** Start **
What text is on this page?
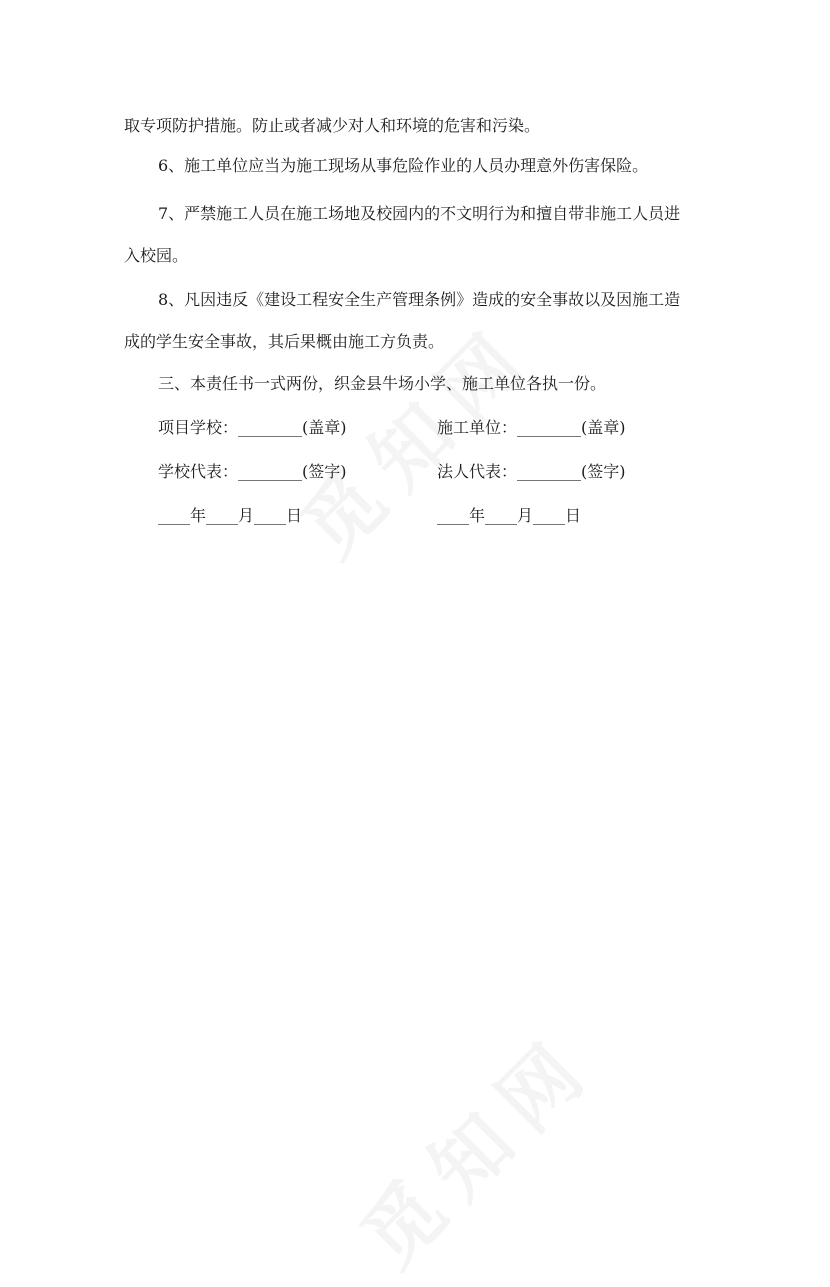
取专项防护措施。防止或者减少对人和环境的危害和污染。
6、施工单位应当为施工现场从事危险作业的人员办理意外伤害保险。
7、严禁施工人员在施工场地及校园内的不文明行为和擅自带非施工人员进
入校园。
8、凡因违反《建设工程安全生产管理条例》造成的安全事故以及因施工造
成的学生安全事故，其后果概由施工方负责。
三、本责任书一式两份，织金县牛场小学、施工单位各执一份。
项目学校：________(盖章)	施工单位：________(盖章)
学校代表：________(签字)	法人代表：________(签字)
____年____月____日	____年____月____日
** End **
-- What to produce --
Leave out the pictures and repeat everything else in the records exactly.

-- Right answer --
What text is on this page?
取专项防护措施。防止或者减少对人和环境的危害和污染。
6、施工单位应当为施工现场从事危险作业的人员办理意外伤害保险。
7、严禁施工人员在施工场地及校园内的不文明行为和擅自带非施工人员进
入校园。
8、凡因违反《建设工程安全生产管理条例》造成的安全事故以及因施工造
成的学生安全事故，其后果概由施工方负责。
三、本责任书一式两份，织金县牛场小学、施工单位各执一份。
项目学校：________(盖章)	施工单位：________(盖章)
学校代表：________(签字)	法人代表：________(签字)
____年____月____日	____年____月____日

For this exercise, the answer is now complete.